Stated task: Write out the material below again, unchanged.

Collected data entries:
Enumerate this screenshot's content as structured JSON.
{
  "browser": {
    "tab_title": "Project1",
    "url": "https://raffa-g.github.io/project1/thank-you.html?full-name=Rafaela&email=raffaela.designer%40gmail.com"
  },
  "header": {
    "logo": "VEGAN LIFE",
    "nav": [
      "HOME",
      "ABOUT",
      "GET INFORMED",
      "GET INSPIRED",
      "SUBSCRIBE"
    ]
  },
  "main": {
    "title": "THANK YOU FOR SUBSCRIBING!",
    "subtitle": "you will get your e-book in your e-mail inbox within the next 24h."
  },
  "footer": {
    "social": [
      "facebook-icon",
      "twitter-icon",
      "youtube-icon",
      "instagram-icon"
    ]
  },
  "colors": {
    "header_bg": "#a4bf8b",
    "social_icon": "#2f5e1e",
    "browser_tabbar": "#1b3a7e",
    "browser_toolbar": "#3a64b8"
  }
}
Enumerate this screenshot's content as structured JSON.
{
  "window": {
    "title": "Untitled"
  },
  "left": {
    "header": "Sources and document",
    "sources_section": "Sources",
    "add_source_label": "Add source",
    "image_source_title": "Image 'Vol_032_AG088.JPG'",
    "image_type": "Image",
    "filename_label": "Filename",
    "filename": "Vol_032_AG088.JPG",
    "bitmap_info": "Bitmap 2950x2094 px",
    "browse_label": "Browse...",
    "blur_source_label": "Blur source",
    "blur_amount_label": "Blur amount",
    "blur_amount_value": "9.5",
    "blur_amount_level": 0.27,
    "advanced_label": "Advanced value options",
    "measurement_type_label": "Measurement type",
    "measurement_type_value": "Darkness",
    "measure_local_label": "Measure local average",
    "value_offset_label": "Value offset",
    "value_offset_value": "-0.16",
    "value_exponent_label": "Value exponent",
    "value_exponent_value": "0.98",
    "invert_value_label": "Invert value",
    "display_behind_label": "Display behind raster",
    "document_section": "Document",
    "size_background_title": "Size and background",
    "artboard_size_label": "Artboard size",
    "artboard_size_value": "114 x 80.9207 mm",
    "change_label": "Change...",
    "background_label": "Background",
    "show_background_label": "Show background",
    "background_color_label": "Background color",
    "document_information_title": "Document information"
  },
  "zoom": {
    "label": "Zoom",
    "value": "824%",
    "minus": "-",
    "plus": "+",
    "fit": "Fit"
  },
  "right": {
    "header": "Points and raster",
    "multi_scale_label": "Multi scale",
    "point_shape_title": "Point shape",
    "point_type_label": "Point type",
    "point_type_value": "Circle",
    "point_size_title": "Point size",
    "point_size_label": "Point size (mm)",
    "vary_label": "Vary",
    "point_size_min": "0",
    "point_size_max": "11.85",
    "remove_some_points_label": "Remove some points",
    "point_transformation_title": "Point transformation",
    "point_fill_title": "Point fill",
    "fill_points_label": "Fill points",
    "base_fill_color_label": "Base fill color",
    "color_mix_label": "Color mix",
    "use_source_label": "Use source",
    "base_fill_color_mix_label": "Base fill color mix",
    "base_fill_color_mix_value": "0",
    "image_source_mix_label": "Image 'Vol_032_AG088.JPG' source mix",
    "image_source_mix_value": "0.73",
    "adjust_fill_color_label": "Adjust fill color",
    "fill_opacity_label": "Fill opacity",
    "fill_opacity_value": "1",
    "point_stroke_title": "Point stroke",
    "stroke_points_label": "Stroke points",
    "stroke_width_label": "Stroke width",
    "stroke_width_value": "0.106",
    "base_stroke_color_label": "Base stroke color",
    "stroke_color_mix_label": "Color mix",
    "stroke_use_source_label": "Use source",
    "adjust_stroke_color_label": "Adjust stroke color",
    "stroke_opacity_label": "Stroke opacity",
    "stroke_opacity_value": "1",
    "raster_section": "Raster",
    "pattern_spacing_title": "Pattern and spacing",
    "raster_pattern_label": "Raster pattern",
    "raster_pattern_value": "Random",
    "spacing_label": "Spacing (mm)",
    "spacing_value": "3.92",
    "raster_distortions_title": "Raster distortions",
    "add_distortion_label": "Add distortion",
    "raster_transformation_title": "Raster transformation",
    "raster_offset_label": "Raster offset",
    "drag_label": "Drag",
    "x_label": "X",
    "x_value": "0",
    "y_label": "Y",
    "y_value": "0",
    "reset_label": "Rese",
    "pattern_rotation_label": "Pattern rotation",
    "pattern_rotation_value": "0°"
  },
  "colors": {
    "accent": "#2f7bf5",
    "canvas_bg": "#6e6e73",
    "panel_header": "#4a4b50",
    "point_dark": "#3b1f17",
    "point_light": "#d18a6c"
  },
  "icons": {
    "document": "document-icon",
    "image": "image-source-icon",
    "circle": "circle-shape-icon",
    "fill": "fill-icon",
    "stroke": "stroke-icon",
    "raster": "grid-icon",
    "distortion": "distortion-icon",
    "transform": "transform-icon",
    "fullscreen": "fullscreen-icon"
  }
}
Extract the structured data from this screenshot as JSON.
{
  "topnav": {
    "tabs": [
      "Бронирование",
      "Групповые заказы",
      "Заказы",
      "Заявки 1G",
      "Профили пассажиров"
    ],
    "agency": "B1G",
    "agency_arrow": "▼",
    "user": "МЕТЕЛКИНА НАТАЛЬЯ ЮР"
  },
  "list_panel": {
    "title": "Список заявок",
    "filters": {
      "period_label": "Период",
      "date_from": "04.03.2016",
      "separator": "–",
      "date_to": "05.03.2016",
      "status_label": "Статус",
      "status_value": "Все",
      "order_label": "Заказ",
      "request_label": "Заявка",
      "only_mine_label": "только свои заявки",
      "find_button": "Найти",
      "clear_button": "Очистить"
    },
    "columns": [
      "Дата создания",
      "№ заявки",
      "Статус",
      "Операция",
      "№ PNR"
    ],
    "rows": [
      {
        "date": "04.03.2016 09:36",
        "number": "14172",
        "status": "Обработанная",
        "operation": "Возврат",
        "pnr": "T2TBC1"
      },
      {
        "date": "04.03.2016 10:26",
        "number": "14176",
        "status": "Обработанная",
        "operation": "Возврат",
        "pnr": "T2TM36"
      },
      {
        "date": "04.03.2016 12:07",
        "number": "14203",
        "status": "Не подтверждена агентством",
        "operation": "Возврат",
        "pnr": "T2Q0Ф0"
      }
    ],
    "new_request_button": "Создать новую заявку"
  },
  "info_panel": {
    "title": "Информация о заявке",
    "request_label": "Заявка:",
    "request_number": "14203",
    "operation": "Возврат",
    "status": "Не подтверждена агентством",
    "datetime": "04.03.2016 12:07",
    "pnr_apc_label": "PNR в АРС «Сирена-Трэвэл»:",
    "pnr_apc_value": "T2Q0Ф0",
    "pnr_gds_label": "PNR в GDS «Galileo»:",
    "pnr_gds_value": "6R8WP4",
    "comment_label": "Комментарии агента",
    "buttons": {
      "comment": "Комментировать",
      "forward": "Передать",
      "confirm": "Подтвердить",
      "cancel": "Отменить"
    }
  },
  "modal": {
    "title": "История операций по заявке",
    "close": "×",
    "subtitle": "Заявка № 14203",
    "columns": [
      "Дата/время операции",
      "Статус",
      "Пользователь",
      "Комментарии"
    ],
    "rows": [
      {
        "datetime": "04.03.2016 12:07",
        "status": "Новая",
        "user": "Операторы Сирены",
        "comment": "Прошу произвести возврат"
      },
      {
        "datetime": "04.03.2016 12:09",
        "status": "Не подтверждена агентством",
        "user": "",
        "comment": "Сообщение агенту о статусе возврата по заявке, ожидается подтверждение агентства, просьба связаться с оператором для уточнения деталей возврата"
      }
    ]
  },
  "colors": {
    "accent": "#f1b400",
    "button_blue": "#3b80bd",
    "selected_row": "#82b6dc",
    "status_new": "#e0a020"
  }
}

Task answer:
Enumerate this screenshot's content as structured JSON.
{
  "browser": {
    "tab_title": "Project1",
    "url": "https://raffa-g.github.io/project1/thank-you.html?full-name=Rafaela&email=raffaela.designer%40gmail.com"
  },
  "header": {
    "logo": "VEGAN LIFE",
    "nav": [
      "HOME",
      "ABOUT",
      "GET INFORMED",
      "GET INSPIRED",
      "SUBSCRIBE"
    ]
  },
  "main": {
    "title": "THANK YOU FOR SUBSCRIBING!",
    "subtitle": "you will get your e-book in your e-mail inbox within the next 24h."
  },
  "footer": {
    "social": [
      "facebook-icon",
      "twitter-icon",
      "youtube-icon",
      "instagram-icon"
    ]
  },
  "colors": {
    "header_bg": "#a4bf8b",
    "social_icon": "#2f5e1e",
    "browser_tabbar": "#1b3a7e",
    "browser_toolbar": "#3a64b8"
  }
}
Enumerate this screenshot's content as structured JSON.
{
  "window": {
    "title": "Untitled"
  },
  "left": {
    "header": "Sources and document",
    "sources_section": "Sources",
    "add_source_label": "Add source",
    "image_source_title": "Image 'Vol_032_AG088.JPG'",
    "image_type": "Image",
    "filename_label": "Filename",
    "filename": "Vol_032_AG088.JPG",
    "bitmap_info": "Bitmap 2950x2094 px",
    "browse_label": "Browse...",
    "blur_source_label": "Blur source",
    "blur_amount_label": "Blur amount",
    "blur_amount_value": "9.5",
    "blur_amount_level": 0.27,
    "advanced_label": "Advanced value options",
    "measurement_type_label": "Measurement type",
    "measurement_type_value": "Darkness",
    "measure_local_label": "Measure local average",
    "value_offset_label": "Value offset",
    "value_offset_value": "-0.16",
    "value_exponent_label": "Value exponent",
    "value_exponent_value": "0.98",
    "invert_value_label": "Invert value",
    "display_behind_label": "Display behind raster",
    "document_section": "Document",
    "size_background_title": "Size and background",
    "artboard_size_label": "Artboard size",
    "artboard_size_value": "114 x 80.9207 mm",
    "change_label": "Change...",
    "background_label": "Background",
    "show_background_label": "Show background",
    "background_color_label": "Background color",
    "document_information_title": "Document information"
  },
  "zoom": {
    "label": "Zoom",
    "value": "824%",
    "minus": "-",
    "plus": "+",
    "fit": "Fit"
  },
  "right": {
    "header": "Points and raster",
    "multi_scale_label": "Multi scale",
    "point_shape_title": "Point shape",
    "point_type_label": "Point type",
    "point_type_value": "Circle",
    "point_size_title": "Point size",
    "point_size_label": "Point size (mm)",
    "vary_label": "Vary",
    "point_size_min": "0",
    "point_size_max": "11.85",
    "remove_some_points_label": "Remove some points",
    "point_transformation_title": "Point transformation",
    "point_fill_title": "Point fill",
    "fill_points_label": "Fill points",
    "base_fill_color_label": "Base fill color",
    "color_mix_label": "Color mix",
    "use_source_label": "Use source",
    "base_fill_color_mix_label": "Base fill color mix",
    "base_fill_color_mix_value": "0",
    "image_source_mix_label": "Image 'Vol_032_AG088.JPG' source mix",
    "image_source_mix_value": "0.73",
    "adjust_fill_color_label": "Adjust fill color",
    "fill_opacity_label": "Fill opacity",
    "fill_opacity_value": "1",
    "point_stroke_title": "Point stroke",
    "stroke_points_label": "Stroke points",
    "stroke_width_label": "Stroke width",
    "stroke_width_value": "0.106",
    "base_stroke_color_label": "Base stroke color",
    "stroke_color_mix_label": "Color mix",
    "stroke_use_source_label": "Use source",
    "adjust_stroke_color_label": "Adjust stroke color",
    "stroke_opacity_label": "Stroke opacity",
    "stroke_opacity_value": "1",
    "raster_section": "Raster",
    "pattern_spacing_title": "Pattern and spacing",
    "raster_pattern_label": "Raster pattern",
    "raster_pattern_value": "Random",
    "spacing_label": "Spacing (mm)",
    "spacing_value": "3.92",
    "raster_distortions_title": "Raster distortions",
    "add_distortion_label": "Add distortion",
    "raster_transformation_title": "Raster transformation",
    "raster_offset_label": "Raster offset",
    "drag_label": "Drag",
    "x_label": "X",
    "x_value": "0",
    "y_label": "Y",
    "y_value": "0",
    "reset_label": "Rese",
    "pattern_rotation_label": "Pattern rotation",
    "pattern_rotation_value": "0°"
  },
  "colors": {
    "accent": "#2f7bf5",
    "canvas_bg": "#6e6e73",
    "panel_header": "#4a4b50",
    "point_dark": "#3b1f17",
    "point_light": "#d18a6c"
  },
  "icons": {
    "document": "document-icon",
    "image": "image-source-icon",
    "circle": "circle-shape-icon",
    "fill": "fill-icon",
    "stroke": "stroke-icon",
    "raster": "grid-icon",
    "distortion": "distortion-icon",
    "transform": "transform-icon",
    "fullscreen": "fullscreen-icon"
  }
}
Extract the structured data from this screenshot as JSON.
{
  "topnav": {
    "tabs": [
      "Бронирование",
      "Групповые заказы",
      "Заказы",
      "Заявки 1G",
      "Профили пассажиров"
    ],
    "agency": "B1G",
    "agency_arrow": "▼",
    "user": "МЕТЕЛКИНА НАТАЛЬЯ ЮР"
  },
  "list_panel": {
    "title": "Список заявок",
    "filters": {
      "period_label": "Период",
      "date_from": "04.03.2016",
      "separator": "–",
      "date_to": "05.03.2016",
      "status_label": "Статус",
      "status_value": "Все",
      "order_label": "Заказ",
      "request_label": "Заявка",
      "only_mine_label": "только свои заявки",
      "find_button": "Найти",
      "clear_button": "Очистить"
    },
    "columns": [
      "Дата создания",
      "№ заявки",
      "Статус",
      "Операция",
      "№ PNR"
    ],
    "rows": [
      {
        "date": "04.03.2016 09:36",
        "number": "14172",
        "status": "Обработанная",
        "operation": "Возврат",
        "pnr": "T2TBC1"
      },
      {
        "date": "04.03.2016 10:26",
        "number": "14176",
        "status": "Обработанная",
        "operation": "Возврат",
        "pnr": "T2TM36"
      },
      {
        "date": "04.03.2016 12:07",
        "number": "14203",
        "status": "Не подтверждена агентством",
        "operation": "Возврат",
        "pnr": "T2Q0Ф0"
      }
    ],
    "new_request_button": "Создать новую заявку"
  },
  "info_panel": {
    "title": "Информация о заявке",
    "request_label": "Заявка:",
    "request_number": "14203",
    "operation": "Возврат",
    "status": "Не подтверждена агентством",
    "datetime": "04.03.2016 12:07",
    "pnr_apc_label": "PNR в АРС «Сирена-Трэвэл»:",
    "pnr_apc_value": "T2Q0Ф0",
    "pnr_gds_label": "PNR в GDS «Galileo»:",
    "pnr_gds_value": "6R8WP4",
    "comment_label": "Комментарии агента",
    "buttons": {
      "comment": "Комментировать",
      "forward": "Передать",
      "confirm": "Подтвердить",
      "cancel": "Отменить"
    }
  },
  "modal": {
    "title": "История операций по заявке",
    "close": "×",
    "subtitle": "Заявка № 14203",
    "columns": [
      "Дата/время операции",
      "Статус",
      "Пользователь",
      "Комментарии"
    ],
    "rows": [
      {
        "datetime": "04.03.2016 12:07",
        "status": "Новая",
        "user": "Операторы Сирены",
        "comment": "Прошу произвести возврат"
      },
      {
        "datetime": "04.03.2016 12:09",
        "status": "Не подтверждена агентством",
        "user": "",
        "comment": "Сообщение агенту о статусе возврата по заявке, ожидается подтверждение агентства, просьба связаться с оператором для уточнения деталей возврата"
      }
    ]
  },
  "colors": {
    "accent": "#f1b400",
    "button_blue": "#3b80bd",
    "selected_row": "#82b6dc",
    "status_new": "#e0a020"
  }
}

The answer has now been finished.